-- Short problem --
Isolate every line in the records below with "Pedagogisk" in it.

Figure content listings
● ● ● ● ●

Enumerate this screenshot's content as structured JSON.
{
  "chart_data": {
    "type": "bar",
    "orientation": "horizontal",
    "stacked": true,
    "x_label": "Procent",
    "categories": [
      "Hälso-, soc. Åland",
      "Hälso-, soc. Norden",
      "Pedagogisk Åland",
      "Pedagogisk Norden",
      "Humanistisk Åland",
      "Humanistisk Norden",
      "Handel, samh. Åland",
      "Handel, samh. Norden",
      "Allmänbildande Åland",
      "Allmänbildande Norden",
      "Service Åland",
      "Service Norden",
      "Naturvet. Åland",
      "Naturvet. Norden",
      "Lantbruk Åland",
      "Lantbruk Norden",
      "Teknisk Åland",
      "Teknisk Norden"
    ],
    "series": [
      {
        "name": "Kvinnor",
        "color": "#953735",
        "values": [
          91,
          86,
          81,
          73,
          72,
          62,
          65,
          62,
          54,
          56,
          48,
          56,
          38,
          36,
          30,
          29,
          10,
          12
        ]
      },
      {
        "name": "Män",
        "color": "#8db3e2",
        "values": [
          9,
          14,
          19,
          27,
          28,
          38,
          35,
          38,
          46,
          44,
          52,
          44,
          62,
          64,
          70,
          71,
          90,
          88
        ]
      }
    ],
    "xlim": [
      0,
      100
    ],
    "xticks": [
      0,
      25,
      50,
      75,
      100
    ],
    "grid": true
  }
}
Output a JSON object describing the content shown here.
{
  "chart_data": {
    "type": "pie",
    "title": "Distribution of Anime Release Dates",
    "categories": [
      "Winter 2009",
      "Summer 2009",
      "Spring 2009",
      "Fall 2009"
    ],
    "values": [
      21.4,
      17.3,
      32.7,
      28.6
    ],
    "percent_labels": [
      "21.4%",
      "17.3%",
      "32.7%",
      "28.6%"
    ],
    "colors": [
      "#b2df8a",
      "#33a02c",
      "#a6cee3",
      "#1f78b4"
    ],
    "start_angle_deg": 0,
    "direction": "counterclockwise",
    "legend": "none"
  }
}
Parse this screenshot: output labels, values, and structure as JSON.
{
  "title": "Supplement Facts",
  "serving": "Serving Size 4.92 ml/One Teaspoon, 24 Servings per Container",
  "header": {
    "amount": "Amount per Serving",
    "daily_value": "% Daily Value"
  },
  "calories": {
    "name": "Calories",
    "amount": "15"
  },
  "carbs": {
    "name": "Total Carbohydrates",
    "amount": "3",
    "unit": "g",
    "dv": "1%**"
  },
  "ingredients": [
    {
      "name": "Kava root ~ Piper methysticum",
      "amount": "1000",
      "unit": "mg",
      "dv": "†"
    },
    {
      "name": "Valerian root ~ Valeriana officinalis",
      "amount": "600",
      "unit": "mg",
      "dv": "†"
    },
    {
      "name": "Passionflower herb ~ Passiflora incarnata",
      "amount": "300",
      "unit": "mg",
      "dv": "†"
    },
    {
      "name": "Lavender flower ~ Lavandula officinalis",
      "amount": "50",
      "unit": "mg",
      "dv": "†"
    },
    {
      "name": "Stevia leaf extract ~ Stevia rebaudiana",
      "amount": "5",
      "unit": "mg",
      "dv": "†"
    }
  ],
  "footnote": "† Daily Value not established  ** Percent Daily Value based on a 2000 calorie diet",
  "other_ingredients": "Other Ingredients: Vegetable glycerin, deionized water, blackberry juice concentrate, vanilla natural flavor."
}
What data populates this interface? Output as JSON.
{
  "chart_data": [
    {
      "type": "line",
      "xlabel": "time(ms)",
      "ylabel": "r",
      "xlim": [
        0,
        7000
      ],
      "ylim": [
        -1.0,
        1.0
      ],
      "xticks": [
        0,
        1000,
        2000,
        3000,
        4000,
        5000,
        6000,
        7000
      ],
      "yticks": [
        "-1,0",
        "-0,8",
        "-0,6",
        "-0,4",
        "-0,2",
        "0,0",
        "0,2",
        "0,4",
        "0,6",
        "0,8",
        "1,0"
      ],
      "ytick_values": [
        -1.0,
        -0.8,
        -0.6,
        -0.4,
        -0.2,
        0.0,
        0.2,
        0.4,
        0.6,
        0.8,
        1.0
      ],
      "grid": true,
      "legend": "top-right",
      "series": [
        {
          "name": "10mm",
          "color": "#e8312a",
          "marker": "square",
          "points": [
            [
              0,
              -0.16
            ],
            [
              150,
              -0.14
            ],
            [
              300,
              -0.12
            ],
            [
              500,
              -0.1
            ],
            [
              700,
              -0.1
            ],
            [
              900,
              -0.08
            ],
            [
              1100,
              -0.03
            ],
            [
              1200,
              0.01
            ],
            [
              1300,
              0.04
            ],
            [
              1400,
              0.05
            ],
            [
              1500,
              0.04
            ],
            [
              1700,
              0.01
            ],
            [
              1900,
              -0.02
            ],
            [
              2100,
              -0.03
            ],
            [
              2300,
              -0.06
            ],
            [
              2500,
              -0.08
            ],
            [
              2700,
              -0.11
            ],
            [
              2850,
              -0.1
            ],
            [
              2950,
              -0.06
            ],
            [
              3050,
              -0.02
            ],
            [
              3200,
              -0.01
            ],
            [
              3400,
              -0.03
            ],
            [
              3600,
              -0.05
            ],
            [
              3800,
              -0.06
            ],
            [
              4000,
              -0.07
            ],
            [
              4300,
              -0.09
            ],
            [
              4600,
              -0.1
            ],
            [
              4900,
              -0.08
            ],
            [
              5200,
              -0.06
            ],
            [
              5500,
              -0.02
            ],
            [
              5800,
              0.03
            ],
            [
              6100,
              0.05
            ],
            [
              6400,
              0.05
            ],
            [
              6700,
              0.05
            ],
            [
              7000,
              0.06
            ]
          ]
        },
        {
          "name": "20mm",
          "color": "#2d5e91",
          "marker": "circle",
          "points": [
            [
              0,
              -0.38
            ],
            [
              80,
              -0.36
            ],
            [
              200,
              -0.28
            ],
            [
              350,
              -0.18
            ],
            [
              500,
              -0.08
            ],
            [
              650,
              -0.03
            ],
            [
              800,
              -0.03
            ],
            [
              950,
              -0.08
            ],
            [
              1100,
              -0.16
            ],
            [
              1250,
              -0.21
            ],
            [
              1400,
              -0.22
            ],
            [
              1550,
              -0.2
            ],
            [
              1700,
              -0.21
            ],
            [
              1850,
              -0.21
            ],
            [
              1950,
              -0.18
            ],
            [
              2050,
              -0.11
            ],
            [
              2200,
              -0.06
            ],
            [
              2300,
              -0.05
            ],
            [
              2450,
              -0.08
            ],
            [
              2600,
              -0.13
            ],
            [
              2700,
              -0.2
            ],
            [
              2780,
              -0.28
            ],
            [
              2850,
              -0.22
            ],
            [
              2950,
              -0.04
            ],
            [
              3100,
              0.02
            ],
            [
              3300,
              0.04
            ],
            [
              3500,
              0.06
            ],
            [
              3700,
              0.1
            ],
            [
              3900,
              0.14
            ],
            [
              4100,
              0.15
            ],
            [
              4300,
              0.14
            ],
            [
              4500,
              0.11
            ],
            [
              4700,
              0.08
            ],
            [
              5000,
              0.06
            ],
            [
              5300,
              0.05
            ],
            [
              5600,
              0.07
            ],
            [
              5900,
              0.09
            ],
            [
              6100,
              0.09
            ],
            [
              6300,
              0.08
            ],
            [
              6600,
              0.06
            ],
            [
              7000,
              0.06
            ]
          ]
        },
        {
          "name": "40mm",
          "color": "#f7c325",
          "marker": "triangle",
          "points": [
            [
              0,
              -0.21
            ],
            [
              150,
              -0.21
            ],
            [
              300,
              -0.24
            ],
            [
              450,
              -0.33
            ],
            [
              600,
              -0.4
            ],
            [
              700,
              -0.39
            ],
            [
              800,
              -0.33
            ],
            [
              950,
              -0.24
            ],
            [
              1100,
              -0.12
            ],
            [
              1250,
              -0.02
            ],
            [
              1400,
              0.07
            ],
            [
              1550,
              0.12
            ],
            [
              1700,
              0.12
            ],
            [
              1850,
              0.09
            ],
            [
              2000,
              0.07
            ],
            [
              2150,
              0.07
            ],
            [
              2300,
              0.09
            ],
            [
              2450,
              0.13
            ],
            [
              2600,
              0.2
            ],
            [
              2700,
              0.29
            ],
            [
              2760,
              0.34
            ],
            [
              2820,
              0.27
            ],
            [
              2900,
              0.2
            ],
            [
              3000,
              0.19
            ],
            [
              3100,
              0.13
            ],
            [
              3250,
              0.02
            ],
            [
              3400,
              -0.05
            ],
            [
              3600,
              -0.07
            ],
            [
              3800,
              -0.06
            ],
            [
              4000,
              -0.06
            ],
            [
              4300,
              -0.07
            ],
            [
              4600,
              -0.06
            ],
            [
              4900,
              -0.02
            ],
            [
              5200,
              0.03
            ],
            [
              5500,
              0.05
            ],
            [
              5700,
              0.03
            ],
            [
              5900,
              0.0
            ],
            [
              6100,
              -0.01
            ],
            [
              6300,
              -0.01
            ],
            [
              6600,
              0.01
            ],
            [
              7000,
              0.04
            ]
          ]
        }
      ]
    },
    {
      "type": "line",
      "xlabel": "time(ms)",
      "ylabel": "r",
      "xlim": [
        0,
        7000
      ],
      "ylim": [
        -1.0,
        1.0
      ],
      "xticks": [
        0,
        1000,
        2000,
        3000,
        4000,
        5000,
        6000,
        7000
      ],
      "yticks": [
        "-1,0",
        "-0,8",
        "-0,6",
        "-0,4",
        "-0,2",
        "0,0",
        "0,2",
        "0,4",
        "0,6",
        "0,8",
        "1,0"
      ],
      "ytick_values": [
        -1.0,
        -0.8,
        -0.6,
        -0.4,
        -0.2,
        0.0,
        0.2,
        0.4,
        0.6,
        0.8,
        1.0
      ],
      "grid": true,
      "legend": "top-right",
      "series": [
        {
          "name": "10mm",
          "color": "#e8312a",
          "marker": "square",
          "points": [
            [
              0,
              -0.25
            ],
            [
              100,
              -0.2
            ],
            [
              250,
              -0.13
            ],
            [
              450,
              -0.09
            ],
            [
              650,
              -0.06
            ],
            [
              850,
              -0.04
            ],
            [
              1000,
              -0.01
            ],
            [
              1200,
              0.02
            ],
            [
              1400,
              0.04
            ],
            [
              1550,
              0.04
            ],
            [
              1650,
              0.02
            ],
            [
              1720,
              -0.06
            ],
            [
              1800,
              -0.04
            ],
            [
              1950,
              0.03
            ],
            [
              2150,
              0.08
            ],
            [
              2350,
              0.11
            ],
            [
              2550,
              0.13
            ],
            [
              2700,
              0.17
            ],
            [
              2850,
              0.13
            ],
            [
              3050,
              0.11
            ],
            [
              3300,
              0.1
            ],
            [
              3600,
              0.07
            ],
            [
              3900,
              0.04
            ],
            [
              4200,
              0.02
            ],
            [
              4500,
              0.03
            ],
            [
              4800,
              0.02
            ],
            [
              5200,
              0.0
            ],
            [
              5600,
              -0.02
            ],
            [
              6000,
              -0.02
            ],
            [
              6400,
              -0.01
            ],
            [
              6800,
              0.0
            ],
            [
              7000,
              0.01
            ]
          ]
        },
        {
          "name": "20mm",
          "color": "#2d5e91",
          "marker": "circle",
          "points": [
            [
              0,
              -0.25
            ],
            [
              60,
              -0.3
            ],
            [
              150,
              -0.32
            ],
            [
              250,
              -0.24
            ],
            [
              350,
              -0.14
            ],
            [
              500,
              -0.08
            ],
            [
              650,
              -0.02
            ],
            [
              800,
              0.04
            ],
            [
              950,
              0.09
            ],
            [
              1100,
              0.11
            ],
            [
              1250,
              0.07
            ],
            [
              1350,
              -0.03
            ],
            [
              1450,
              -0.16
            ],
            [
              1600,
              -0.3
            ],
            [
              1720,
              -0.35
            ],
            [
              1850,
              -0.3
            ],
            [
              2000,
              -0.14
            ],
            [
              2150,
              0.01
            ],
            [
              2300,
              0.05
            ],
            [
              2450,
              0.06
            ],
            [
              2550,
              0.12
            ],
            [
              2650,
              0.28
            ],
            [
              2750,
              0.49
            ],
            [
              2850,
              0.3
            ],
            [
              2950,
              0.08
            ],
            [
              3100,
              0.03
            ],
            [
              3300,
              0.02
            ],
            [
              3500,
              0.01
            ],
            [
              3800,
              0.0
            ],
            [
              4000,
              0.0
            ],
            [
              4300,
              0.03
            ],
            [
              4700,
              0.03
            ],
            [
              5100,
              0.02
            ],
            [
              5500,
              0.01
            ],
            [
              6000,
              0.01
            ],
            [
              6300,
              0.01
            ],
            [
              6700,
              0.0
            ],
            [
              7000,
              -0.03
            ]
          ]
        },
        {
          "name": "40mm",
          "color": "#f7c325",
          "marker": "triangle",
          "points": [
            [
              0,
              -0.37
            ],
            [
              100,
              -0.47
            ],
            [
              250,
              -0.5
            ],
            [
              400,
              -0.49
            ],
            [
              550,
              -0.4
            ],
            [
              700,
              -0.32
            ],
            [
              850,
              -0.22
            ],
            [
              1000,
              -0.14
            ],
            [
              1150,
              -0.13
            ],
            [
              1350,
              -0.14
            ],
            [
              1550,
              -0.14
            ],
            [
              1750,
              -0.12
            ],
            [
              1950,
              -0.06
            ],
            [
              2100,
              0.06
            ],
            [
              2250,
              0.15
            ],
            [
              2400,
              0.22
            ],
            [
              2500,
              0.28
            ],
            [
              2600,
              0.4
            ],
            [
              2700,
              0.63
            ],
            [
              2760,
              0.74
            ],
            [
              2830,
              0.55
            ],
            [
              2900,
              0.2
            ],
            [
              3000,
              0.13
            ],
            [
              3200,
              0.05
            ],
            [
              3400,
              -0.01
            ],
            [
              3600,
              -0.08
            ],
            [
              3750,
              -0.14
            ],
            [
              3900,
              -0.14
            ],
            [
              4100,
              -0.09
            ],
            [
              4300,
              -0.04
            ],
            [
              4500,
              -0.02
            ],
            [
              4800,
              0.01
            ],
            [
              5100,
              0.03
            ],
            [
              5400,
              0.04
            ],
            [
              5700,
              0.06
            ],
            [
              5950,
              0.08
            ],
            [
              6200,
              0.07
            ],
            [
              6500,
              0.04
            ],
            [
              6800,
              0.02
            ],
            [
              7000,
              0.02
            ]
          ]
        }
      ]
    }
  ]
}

● ● ● ● ●

-- Exercise response --
      "Pedagogisk Åland",
      "Pedagogisk Norden",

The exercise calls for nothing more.